Tugas Wajib
1. Dalam artikel tentang Trump dan Palestina, di mana saja alasan utama di balik posisi Trump terhadap Palestina dapat ditemukan? Sebutkan semuanya.
2. Menurut artikel tentang Trump dan Palestina, apa yang diakui Trump secara sepihak sebagai Ibu Kota Israel?
3. Salin bagian artikel tentang Trump dan Palestina dari "Meskipun Palestina sering" sampai "pemerintahannya dan Israel.".

Kutipan Pilihan
5 Alasan Donald Trump Tak Akan Pernah Membela Palestina
Senin, 11 November 2024 - 15:24 WIB
TEL AVIV - Donald Trump telah memenangkan Pemilu Amerika Serikat (AS) 2024 dan menjadi presiden teripilih.
Ketika berkuasa sebagai presiden ke-45 AS, yakni selama masa jabatan 2017-2021, dia menjalankan kebijakan luar negeri yang telah merugikan Palestina —termasuk secara sepihak mengakui Yerusalem sebagai Ibu Kota Israel.
Meskipun Palestina sering kali menjadi topik dalam politik internasional, termasuk kampanye Pemilu AS 2024, Trump jelas menunjukkan bahwa dia tidak akan membela Palestina.
Beberapa alasan utama di balik posisinya itu dapat ditemukan dalam kebijakan luar negeri Trump, afiliasi politiknya, dan hubungan dekat dengan Israel.
5 Alasan Donald Trump Tak Akan Pernah Membela Palestina
Salah satu alasan utama mengapa Donald Trump tidak akan membela Palestina adalah hubungan yang sangat dekat antara pemerintahannya dan Israel.

Data lokasi elemen
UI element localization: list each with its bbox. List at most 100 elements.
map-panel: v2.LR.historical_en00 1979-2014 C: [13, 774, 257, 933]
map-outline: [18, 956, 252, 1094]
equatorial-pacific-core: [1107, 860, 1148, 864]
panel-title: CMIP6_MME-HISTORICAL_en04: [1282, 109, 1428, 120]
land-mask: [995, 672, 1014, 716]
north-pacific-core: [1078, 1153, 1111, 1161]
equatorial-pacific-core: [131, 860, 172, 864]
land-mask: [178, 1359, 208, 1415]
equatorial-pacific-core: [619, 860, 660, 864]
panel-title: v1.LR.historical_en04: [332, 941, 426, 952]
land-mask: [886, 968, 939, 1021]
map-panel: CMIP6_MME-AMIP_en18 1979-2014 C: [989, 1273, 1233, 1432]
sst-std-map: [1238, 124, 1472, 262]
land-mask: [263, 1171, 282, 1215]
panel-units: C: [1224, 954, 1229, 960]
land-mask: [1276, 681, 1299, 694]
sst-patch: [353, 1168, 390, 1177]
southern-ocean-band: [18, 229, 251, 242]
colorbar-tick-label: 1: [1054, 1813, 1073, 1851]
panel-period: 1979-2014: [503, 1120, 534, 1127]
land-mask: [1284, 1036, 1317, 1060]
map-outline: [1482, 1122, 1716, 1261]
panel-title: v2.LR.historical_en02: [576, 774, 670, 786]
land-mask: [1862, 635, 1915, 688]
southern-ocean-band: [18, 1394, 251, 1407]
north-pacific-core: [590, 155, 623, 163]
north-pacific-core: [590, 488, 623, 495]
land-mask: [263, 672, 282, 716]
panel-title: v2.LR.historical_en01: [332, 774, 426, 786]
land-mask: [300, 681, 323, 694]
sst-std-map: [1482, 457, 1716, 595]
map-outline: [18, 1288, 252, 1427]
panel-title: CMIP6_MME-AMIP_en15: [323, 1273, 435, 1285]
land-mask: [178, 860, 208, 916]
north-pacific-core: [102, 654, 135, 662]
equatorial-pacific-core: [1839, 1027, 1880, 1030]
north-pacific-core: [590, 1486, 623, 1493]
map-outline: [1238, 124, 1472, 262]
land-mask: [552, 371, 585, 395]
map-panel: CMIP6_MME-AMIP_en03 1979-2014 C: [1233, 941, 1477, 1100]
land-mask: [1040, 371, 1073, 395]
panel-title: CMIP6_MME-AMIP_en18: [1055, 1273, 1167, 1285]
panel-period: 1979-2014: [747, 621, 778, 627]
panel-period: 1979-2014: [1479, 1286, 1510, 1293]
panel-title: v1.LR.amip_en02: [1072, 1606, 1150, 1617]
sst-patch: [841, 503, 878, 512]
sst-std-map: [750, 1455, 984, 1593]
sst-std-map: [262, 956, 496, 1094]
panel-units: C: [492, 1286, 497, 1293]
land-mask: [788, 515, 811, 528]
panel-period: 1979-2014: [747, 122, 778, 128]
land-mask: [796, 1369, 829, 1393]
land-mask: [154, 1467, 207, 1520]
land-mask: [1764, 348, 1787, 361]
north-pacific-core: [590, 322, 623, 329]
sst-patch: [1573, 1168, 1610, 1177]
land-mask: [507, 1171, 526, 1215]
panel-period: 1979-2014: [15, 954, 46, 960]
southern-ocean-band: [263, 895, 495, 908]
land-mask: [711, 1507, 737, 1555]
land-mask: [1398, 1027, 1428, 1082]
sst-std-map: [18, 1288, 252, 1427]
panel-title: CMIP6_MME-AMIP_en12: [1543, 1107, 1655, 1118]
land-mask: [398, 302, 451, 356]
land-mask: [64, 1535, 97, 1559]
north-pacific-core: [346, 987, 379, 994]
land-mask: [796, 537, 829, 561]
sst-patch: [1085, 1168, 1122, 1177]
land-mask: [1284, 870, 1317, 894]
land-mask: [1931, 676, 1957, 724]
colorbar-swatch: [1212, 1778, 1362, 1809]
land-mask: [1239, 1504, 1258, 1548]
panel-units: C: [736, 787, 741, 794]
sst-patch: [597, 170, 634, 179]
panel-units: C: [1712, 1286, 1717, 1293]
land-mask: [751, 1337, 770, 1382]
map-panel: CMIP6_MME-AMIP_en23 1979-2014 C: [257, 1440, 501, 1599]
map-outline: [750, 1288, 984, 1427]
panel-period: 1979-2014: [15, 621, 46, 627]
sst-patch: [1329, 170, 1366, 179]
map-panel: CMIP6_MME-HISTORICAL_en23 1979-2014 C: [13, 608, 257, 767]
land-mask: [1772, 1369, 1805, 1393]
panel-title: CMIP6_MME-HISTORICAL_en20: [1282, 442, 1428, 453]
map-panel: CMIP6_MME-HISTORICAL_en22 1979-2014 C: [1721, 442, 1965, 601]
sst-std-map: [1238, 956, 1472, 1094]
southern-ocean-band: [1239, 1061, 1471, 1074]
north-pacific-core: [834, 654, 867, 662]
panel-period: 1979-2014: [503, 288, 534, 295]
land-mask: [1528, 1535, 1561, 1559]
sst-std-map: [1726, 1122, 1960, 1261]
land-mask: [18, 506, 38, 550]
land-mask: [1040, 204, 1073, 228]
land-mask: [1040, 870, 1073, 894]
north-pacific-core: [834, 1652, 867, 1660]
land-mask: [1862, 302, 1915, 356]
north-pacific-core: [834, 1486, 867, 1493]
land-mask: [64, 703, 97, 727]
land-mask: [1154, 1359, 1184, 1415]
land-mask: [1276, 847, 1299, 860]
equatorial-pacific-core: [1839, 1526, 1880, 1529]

Penyelesaian Soal
1.
- Kebijakan luar negeri Trump
- Afiliasi politiknya
- Hubungan dekat dengan Israel

2. Yerusalem.

3.
Meskipun Palestina sering kali menjadi topik dalam politik internasional, termasuk kampanye Pemilu AS 2024, Trump jelas menunjukkan bahwa dia tidak akan membela Palestina.
Beberapa alasan utama di balik posisinya itu dapat ditemukan dalam kebijakan luar negeri Trump, afiliasi politiknya, dan hubungan dekat dengan Israel.
5 Alasan Donald Trump Tak Akan Pernah Membela Palestina
Salah satu alasan utama mengapa Donald Trump tidak akan membela Palestina adalah hubungan yang sangat dekat antara pemerintahannya dan Israel.